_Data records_
########
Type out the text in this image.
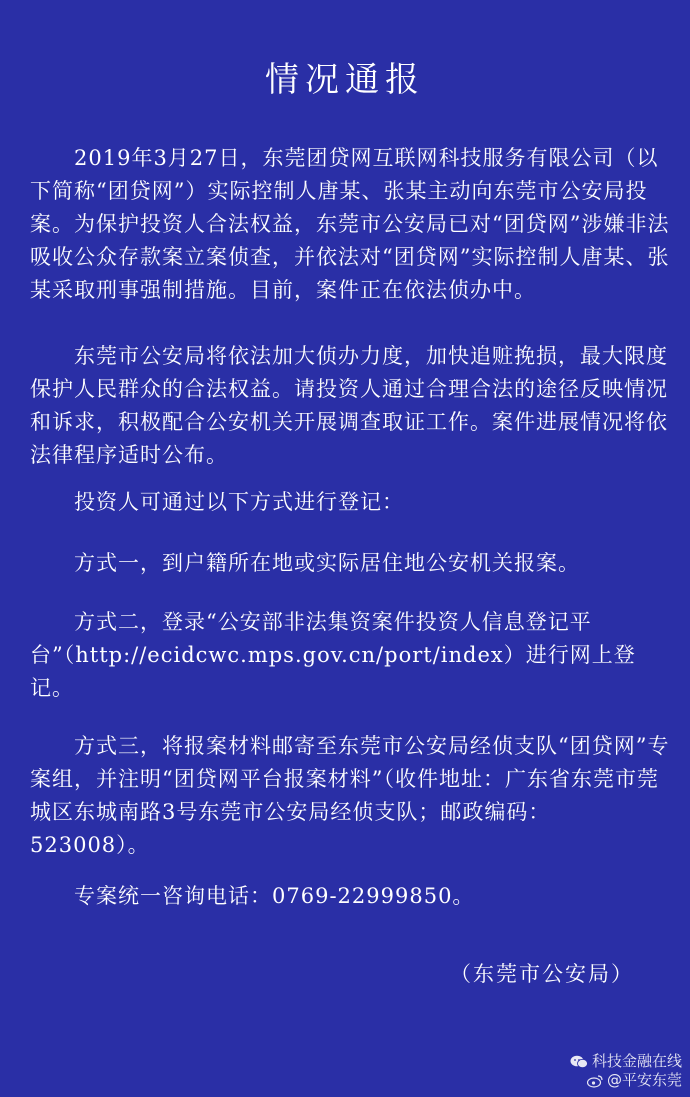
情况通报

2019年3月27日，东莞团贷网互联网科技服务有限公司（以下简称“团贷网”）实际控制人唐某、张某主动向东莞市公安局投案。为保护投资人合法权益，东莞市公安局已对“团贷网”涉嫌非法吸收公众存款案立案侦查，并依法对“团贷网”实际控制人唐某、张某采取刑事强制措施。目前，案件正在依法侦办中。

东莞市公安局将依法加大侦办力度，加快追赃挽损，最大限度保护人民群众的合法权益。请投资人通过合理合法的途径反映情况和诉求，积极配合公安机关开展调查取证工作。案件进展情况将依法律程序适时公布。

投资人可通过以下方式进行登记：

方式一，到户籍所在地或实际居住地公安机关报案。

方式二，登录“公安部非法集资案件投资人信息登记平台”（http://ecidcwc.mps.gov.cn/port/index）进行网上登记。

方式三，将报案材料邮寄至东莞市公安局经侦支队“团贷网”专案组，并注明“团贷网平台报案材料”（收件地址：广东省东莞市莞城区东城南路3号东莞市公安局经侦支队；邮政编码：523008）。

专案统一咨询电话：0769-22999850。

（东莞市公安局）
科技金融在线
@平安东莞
########
_WHAT IS NEEDED_
Transcribe every record above exactly as written, leaving out any pictures.

_COMPLETE ANSWER_
Type out the text in this image.
情况通报

2019年3月27日，东莞团贷网互联网科技服务有限公司（以下简称“团贷网”）实际控制人唐某、张某主动向东莞市公安局投案。为保护投资人合法权益，东莞市公安局已对“团贷网”涉嫌非法吸收公众存款案立案侦查，并依法对“团贷网”实际控制人唐某、张某采取刑事强制措施。目前，案件正在依法侦办中。

东莞市公安局将依法加大侦办力度，加快追赃挽损，最大限度保护人民群众的合法权益。请投资人通过合理合法的途径反映情况和诉求，积极配合公安机关开展调查取证工作。案件进展情况将依法律程序适时公布。

投资人可通过以下方式进行登记：

方式一，到户籍所在地或实际居住地公安机关报案。

方式二，登录“公安部非法集资案件投资人信息登记平台”（http://ecidcwc.mps.gov.cn/port/index）进行网上登记。

方式三，将报案材料邮寄至东莞市公安局经侦支队“团贷网”专案组，并注明“团贷网平台报案材料”（收件地址：广东省东莞市莞城区东城南路3号东莞市公安局经侦支队；邮政编码：523008）。

专案统一咨询电话：0769-22999850。

（东莞市公安局）
科技金融在线
@平安东莞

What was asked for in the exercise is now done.